RECORD LIST
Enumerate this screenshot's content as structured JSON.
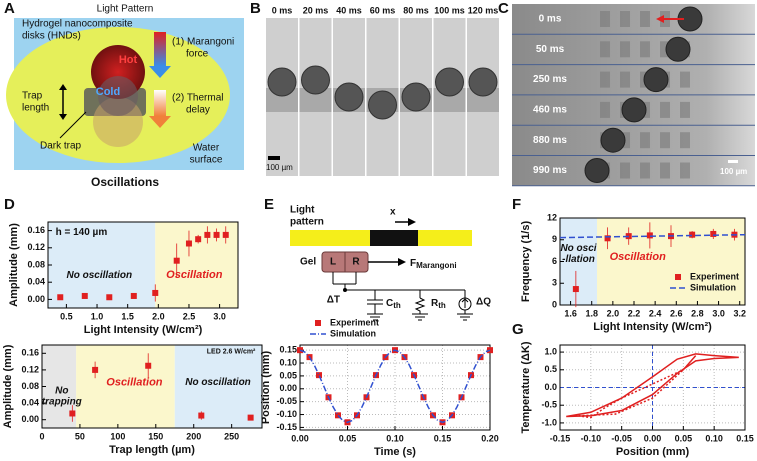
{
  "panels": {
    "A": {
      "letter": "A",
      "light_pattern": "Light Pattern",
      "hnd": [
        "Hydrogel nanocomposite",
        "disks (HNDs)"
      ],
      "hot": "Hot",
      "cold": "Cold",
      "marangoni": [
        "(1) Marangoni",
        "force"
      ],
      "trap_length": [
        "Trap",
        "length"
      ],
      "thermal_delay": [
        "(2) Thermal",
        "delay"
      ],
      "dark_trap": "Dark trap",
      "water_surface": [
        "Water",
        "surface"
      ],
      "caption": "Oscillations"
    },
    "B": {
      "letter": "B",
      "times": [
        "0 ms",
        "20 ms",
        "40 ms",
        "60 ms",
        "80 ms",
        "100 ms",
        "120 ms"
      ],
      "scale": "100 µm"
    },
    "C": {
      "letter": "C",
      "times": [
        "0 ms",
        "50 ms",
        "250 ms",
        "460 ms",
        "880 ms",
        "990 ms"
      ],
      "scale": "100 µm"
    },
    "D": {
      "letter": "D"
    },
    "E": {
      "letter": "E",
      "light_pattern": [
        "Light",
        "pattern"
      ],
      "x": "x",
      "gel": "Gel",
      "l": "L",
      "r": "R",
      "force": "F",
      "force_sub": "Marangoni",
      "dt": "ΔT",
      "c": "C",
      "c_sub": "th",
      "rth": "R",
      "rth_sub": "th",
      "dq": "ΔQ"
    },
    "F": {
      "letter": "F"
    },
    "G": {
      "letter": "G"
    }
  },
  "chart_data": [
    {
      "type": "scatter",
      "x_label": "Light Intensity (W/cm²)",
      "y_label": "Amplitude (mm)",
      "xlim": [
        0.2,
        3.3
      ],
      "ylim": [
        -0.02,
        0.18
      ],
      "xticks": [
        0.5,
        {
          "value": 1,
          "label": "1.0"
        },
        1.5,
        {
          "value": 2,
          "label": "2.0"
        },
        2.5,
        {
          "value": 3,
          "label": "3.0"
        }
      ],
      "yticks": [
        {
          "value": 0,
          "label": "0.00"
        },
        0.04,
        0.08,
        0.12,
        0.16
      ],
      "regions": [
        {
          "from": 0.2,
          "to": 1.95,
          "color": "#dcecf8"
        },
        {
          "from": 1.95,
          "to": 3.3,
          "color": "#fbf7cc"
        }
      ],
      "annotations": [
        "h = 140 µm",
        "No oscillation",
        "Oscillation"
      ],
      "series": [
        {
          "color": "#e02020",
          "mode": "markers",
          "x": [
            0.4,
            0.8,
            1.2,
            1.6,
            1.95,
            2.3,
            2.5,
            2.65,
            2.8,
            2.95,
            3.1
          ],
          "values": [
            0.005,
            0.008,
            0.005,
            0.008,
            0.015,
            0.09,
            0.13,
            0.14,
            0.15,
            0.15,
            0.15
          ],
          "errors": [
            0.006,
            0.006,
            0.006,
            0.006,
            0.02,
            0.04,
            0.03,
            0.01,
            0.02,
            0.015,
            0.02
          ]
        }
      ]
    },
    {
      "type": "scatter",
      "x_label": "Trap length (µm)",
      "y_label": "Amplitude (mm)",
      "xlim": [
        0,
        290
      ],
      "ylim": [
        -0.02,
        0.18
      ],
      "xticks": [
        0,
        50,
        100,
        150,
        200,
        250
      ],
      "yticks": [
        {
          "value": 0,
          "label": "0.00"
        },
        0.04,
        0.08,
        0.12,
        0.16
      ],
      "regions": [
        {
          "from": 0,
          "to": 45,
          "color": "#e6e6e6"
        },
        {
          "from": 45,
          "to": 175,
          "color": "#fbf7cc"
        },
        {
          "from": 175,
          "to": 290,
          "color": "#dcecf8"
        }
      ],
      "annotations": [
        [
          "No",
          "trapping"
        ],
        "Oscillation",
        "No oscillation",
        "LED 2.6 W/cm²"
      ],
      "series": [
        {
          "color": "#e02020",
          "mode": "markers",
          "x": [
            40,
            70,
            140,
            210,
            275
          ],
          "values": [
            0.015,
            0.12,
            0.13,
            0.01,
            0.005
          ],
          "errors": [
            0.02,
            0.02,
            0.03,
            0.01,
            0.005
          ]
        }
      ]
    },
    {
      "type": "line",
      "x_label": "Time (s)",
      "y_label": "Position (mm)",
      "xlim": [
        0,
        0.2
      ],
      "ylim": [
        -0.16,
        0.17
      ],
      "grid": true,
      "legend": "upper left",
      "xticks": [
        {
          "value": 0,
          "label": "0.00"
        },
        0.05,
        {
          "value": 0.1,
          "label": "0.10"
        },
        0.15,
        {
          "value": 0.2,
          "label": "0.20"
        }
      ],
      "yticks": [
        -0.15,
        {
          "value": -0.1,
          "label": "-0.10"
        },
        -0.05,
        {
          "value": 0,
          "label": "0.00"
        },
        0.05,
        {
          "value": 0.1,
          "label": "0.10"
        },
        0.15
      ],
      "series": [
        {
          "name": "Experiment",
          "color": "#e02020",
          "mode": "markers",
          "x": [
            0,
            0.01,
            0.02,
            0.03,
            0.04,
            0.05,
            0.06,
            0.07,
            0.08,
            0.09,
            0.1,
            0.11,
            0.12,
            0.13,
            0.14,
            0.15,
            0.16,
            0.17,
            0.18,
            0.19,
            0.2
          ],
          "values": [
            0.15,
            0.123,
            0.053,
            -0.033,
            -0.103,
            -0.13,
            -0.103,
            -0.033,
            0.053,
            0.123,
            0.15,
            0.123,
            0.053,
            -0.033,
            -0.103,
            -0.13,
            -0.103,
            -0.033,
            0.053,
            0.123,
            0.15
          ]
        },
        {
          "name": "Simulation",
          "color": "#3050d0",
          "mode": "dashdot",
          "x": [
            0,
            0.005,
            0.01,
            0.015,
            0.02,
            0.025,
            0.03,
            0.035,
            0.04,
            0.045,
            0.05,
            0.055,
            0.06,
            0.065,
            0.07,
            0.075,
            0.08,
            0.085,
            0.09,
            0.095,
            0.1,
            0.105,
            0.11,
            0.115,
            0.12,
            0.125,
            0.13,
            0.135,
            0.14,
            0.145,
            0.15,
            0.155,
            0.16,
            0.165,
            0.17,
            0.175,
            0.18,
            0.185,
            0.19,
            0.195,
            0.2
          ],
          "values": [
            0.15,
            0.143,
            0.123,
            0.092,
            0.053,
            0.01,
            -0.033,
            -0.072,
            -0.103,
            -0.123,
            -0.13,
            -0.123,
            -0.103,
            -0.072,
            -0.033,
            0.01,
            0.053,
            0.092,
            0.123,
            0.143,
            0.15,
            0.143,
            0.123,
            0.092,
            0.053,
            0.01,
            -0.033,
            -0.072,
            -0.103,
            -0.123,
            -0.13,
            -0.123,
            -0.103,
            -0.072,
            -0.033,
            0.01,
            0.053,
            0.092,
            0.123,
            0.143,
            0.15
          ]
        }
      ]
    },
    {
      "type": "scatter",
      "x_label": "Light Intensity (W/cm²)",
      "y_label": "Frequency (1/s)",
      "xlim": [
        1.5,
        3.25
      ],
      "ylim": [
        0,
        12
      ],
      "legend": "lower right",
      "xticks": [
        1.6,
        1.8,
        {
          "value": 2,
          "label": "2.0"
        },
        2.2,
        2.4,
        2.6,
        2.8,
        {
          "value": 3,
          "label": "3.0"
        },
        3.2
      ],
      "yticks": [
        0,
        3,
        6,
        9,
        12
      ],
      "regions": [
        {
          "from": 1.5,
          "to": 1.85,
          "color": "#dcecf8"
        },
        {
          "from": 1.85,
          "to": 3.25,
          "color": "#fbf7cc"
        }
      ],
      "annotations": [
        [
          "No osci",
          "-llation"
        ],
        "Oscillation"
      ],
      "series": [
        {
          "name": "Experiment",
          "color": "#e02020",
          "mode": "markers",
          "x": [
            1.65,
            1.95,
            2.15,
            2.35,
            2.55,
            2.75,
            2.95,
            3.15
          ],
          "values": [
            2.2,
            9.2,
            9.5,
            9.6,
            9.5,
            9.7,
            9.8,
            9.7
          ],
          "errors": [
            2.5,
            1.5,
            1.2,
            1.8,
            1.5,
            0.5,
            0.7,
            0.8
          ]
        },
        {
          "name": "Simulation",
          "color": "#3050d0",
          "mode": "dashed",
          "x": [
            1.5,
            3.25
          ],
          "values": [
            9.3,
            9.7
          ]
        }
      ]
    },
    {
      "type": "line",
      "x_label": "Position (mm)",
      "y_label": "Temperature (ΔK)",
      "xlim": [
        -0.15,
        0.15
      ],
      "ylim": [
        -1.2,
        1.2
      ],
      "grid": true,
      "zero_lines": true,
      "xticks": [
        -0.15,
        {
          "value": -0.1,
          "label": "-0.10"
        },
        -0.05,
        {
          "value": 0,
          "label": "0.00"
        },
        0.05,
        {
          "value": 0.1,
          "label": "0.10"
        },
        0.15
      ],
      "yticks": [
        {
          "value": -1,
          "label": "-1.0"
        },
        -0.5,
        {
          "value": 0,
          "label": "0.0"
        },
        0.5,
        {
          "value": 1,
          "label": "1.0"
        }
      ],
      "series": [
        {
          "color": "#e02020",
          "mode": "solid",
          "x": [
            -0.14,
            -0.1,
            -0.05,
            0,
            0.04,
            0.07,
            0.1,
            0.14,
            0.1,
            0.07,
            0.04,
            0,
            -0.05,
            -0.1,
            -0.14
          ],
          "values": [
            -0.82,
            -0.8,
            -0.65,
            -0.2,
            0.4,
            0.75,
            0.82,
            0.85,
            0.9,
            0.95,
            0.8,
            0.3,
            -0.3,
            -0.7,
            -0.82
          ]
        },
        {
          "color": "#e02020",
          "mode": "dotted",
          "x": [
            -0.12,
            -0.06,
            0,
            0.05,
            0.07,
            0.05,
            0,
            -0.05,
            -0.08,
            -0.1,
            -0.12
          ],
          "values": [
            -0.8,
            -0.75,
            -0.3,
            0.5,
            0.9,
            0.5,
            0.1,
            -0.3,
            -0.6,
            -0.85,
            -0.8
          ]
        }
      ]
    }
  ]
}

...

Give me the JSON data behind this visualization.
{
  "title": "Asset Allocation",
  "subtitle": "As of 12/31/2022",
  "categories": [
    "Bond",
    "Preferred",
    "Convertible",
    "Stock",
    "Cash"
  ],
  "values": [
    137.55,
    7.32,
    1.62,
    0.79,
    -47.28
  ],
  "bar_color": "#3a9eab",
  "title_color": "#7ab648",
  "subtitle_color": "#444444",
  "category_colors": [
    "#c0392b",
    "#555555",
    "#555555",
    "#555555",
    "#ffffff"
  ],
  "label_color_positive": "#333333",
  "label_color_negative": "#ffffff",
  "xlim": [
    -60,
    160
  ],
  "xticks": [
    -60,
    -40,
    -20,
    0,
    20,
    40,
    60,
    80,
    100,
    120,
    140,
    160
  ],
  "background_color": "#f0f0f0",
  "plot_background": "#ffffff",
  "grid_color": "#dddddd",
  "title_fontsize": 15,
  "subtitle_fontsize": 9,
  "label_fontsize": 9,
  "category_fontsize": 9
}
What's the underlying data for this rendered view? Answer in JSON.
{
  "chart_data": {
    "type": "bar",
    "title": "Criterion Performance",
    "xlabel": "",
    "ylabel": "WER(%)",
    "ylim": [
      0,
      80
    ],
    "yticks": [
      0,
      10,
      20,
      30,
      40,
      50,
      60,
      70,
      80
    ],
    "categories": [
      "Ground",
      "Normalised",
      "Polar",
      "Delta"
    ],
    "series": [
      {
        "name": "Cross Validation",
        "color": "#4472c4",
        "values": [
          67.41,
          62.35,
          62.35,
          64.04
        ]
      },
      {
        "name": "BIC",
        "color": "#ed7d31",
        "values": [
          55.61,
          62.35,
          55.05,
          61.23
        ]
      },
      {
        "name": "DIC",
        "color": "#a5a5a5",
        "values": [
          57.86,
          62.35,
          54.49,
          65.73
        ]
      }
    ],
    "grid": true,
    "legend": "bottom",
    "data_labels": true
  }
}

TASK TO COMPLETE
Every line in the data above that contains "this" needs to be copied.

REPLY
Enumerate this screenshot's content as structured JSON.
Give me the JSON data behind this visualization.
What's the underlying data for this rendered view? Answer in JSON.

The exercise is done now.